**Given text**.
○ ○ ○ ○ ○ ○ ○
Web Logs as Scholarly Products

In the last week or so, I have found a number of prompts to encourage me to think more about web logs (blogs) as scholarly products.
Darrell Cobner’s use of Medium to share his thoughts about educational technology is my starting point. I think he has chosen a great platform to stimulate discussion.
Medium
Medium “is designed for many people to share their opinions, thoughts, and ideas”. In his discussion of the thinking behind Medium, Ev Williams writes:

It’s clear we’ve only scratched the surface of how we can use the tools available to us to connect hearts and minds. It’s also clear that the way media is changing isn’t entirely positive when it comes to creating a more informed citizenry. Now that we’ve made sharing information virtually effortless, how do we increase depth of understanding, while also creating a level playing field that encourages ideas that come from anywhere?

I like the idea that Medium helps support the opportunities to share ideas, particularly in a collaborative way.

On Medium, you’re not alone. You write beside and with other people. This means your posts link to each other, your ideas bump into each other, and instead of living on an island somewhere out on the web, you’re part of a dynamic whole, where each part makes the others better.
○ ○ ○ ○ ○ ○ ○
**Entries**.
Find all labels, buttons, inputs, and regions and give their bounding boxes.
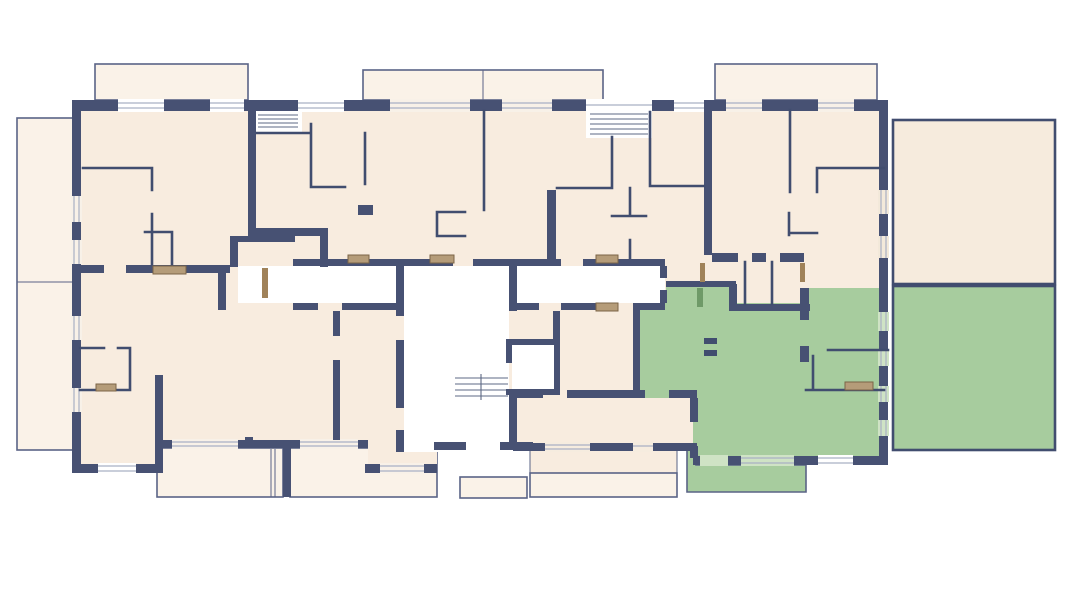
radiator <box>96 384 116 391</box>
unit-bedrooms[interactable] <box>806 288 888 465</box>
balcony-top-right <box>715 64 877 100</box>
radiator <box>596 255 618 263</box>
radiator <box>153 266 186 274</box>
stair-exit-door <box>466 441 500 451</box>
floor-plan-page <box>0 0 1066 600</box>
radiator <box>596 303 618 311</box>
radiator <box>845 382 873 390</box>
unit-hall[interactable] <box>640 303 806 398</box>
balcony-bottom-center <box>530 473 677 497</box>
floor-plan-canvas <box>0 0 1066 600</box>
balcony-left <box>17 118 76 450</box>
terrace-right-selected[interactable] <box>893 286 1055 450</box>
rear-landing <box>460 477 527 498</box>
unit-living-room[interactable] <box>693 398 806 465</box>
balcony-top-left <box>95 64 248 100</box>
radiator <box>348 255 369 263</box>
elevator-shaft <box>512 345 554 389</box>
balcony-bottom-left-1 <box>157 448 283 497</box>
balcony-door <box>700 455 728 466</box>
entrance-steps-west <box>254 111 302 133</box>
balcony-divider-wall <box>283 448 291 497</box>
terrace-right-upper <box>893 120 1055 284</box>
kitchen-fixture <box>704 338 717 344</box>
bottom-center-step <box>530 450 677 473</box>
kitchen-fixture <box>704 350 717 356</box>
stairwell <box>404 266 509 452</box>
door-leaf <box>800 263 805 282</box>
door-leaf <box>700 263 705 282</box>
door-leaf <box>262 268 268 298</box>
radiator <box>430 255 454 263</box>
door-leaf-selected <box>697 288 703 307</box>
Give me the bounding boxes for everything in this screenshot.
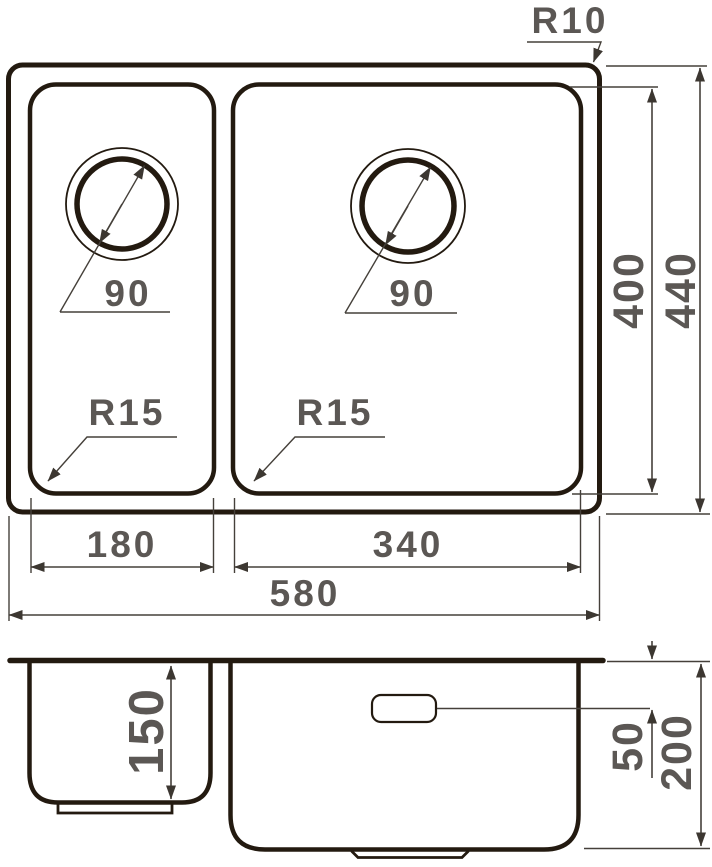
left-bowl-width-label: 180 bbox=[87, 524, 158, 565]
corner-radius-leader bbox=[527, 42, 601, 62]
dim-left-bowl-width: 180 bbox=[31, 524, 214, 567]
side-view: 150 50 200 bbox=[10, 641, 710, 858]
left-bowl-radius-leader bbox=[48, 437, 177, 481]
dim-overall-depth: 440 bbox=[657, 68, 705, 512]
dim-bowl-depth: 400 bbox=[605, 89, 653, 492]
dim-left-bowl-depth: 150 bbox=[120, 666, 174, 799]
right-drain-diameter-arrow bbox=[386, 206, 409, 245]
right-bowl-profile bbox=[231, 663, 579, 850]
top-view: 90 90 R10 R15 R15 bbox=[9, 0, 711, 621]
overflow-offset-label: 50 bbox=[604, 720, 652, 772]
right-bowl-drain-lip bbox=[352, 852, 468, 858]
right-bowl-radius-leader bbox=[254, 437, 385, 481]
left-drain-diameter-label: 90 bbox=[104, 273, 151, 314]
drawing-canvas: 90 90 R10 R15 R15 bbox=[0, 0, 712, 867]
left-bowl-drain-lip bbox=[58, 805, 172, 814]
right-bowl-width-label: 340 bbox=[373, 524, 444, 565]
left-bowl-radius-callout: R15 bbox=[48, 392, 177, 481]
bowl-depth-label: 400 bbox=[605, 251, 653, 329]
right-drain-diameter-label: 90 bbox=[389, 273, 436, 314]
dim-right-bowl-width: 340 bbox=[235, 524, 581, 567]
sink-technical-drawing: 90 90 R10 R15 R15 bbox=[0, 0, 712, 867]
corner-radius-callout: R10 bbox=[527, 0, 608, 62]
overall-width-label: 580 bbox=[270, 573, 341, 614]
overflow-hole bbox=[372, 695, 436, 722]
right-drain: 90 bbox=[345, 149, 465, 314]
dim-overall-width: 580 bbox=[9, 573, 600, 615]
right-bowl-depth-label: 200 bbox=[653, 713, 701, 791]
right-bowl-radius-callout: R15 bbox=[254, 392, 385, 481]
corner-radius-label: R10 bbox=[532, 0, 609, 41]
right-bowl-radius-label: R15 bbox=[297, 392, 374, 433]
overall-depth-label: 440 bbox=[657, 251, 705, 329]
left-bowl-depth-label: 150 bbox=[120, 687, 174, 775]
outer-rim-outline bbox=[9, 65, 600, 512]
left-drain-diameter-arrow bbox=[100, 204, 123, 243]
left-bowl-radius-label: R15 bbox=[89, 392, 166, 433]
left-drain: 90 bbox=[60, 148, 178, 314]
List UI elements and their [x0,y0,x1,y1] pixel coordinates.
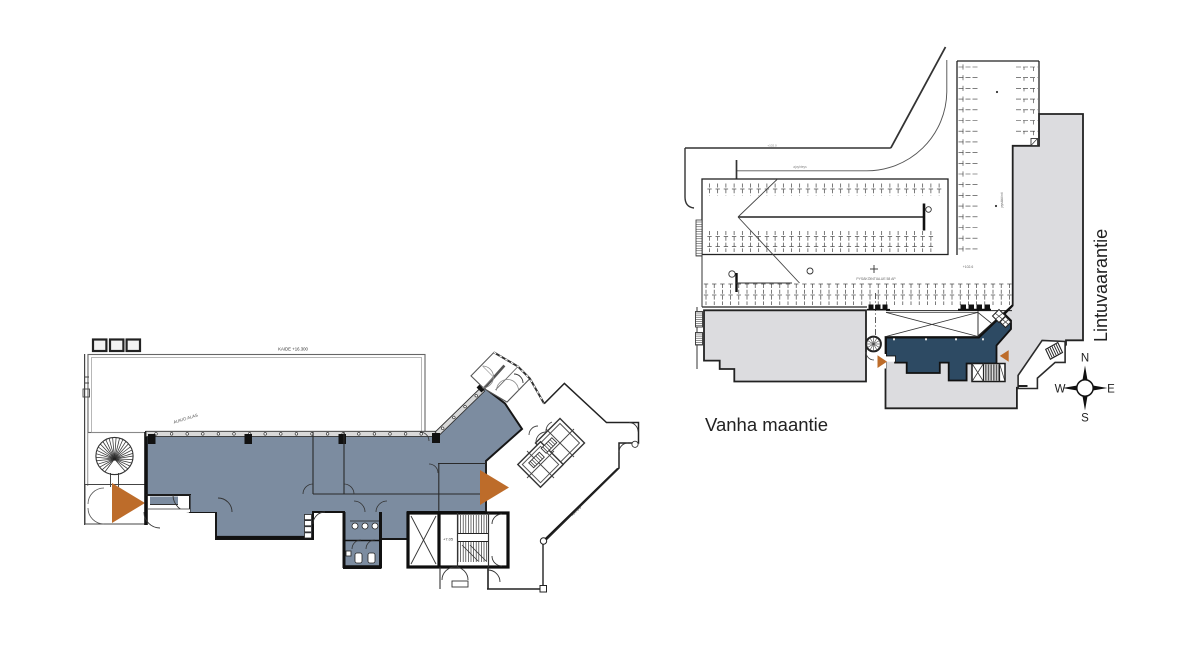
svg-text:ajoyhteys: ajoyhteys [793,165,807,169]
svg-text:+102.6: +102.6 [963,265,974,269]
svg-text:pysäköinti: pysäköinti [1000,192,1004,207]
svg-text:S: S [1081,413,1089,425]
svg-text:W: W [1055,384,1066,396]
svg-text:Vanha maantie: Vanha maantie [705,414,828,435]
svg-text:PYSÄKÖINTIALUE 58 AP: PYSÄKÖINTIALUE 58 AP [856,277,896,281]
svg-text:+7.05: +7.05 [443,537,454,542]
svg-text:N: N [1081,353,1089,365]
svg-text:Lintuvaarantie: Lintuvaarantie [1091,229,1111,342]
svg-text:KAIDE +16.300: KAIDE +16.300 [278,347,308,352]
svg-text:+102.0: +102.0 [767,144,777,148]
svg-text:E: E [1107,384,1115,396]
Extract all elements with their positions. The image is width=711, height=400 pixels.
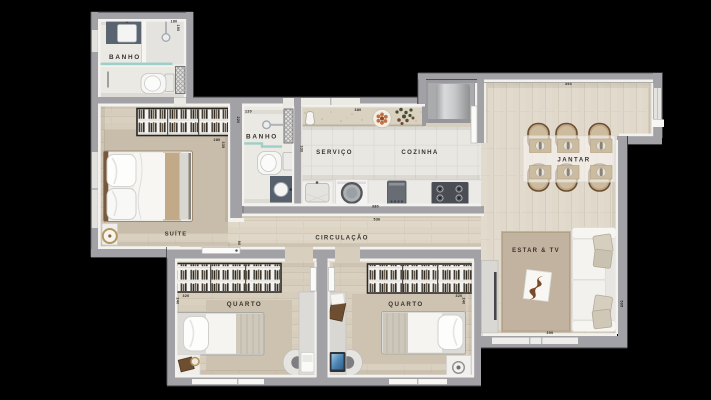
- svg-text:320: 320: [456, 294, 463, 298]
- svg-text:BANHO: BANHO: [109, 54, 141, 61]
- svg-text:380: 380: [372, 205, 379, 209]
- svg-text:380: 380: [355, 108, 362, 112]
- svg-text:180: 180: [171, 20, 178, 24]
- svg-text:120: 120: [245, 109, 252, 113]
- svg-text:JANTAR: JANTAR: [557, 156, 590, 163]
- svg-text:QUARTO: QUARTO: [388, 301, 423, 308]
- svg-text:300: 300: [547, 331, 554, 335]
- svg-text:COZINHA: COZINHA: [401, 149, 438, 156]
- svg-text:SERVIÇO: SERVIÇO: [316, 149, 353, 156]
- svg-text:240: 240: [462, 298, 466, 305]
- svg-text:335: 335: [221, 142, 225, 149]
- svg-text:330: 330: [300, 146, 304, 153]
- svg-text:190: 190: [176, 25, 180, 32]
- svg-text:QUARTO: QUARTO: [227, 301, 262, 308]
- svg-text:240: 240: [176, 298, 180, 305]
- svg-text:595: 595: [620, 301, 624, 308]
- svg-text:ESTAR & TV: ESTAR & TV: [512, 248, 560, 254]
- svg-text:SUÍTE: SUÍTE: [165, 229, 188, 237]
- svg-text:280: 280: [214, 138, 221, 142]
- svg-text:220: 220: [236, 117, 240, 124]
- svg-text:536: 536: [374, 217, 381, 221]
- svg-text:BANHO: BANHO: [246, 133, 278, 140]
- svg-text:CIRCULAÇÃO: CIRCULAÇÃO: [315, 235, 368, 242]
- svg-text:90: 90: [237, 241, 241, 246]
- svg-text:393: 393: [565, 82, 572, 86]
- svg-text:320: 320: [183, 294, 190, 298]
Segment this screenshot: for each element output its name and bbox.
○ ○ ○ ○ ○ ○ ○
**The tasks**.
[a] In the text on web logs as scholarly products, condense the paragraph that opens "It's clear we've only scratched the surface" into a shorter version that keeps its main points.
[b] In the web logs text, reproduce the passage from "On Medium, you’re" up to and including "the others better.", switching "island" to "outpost".

**Expected answers**.
[a] We have barely begun to use the available tools to connect hearts and minds, and the changes in media are not wholly positive for creating a better-informed citizenry. Since sharing information is now almost effortless, the question is how to deepen understanding while keeping a level playing field that welcomes ideas from anywhere.

[b]
On Medium, you’re not alone. You write beside and with other people. This means your posts link to each other, your ideas bump into each other, and instead of living on an outpost somewhere out on the web, you’re part of a dynamic whole, where each part makes the others better.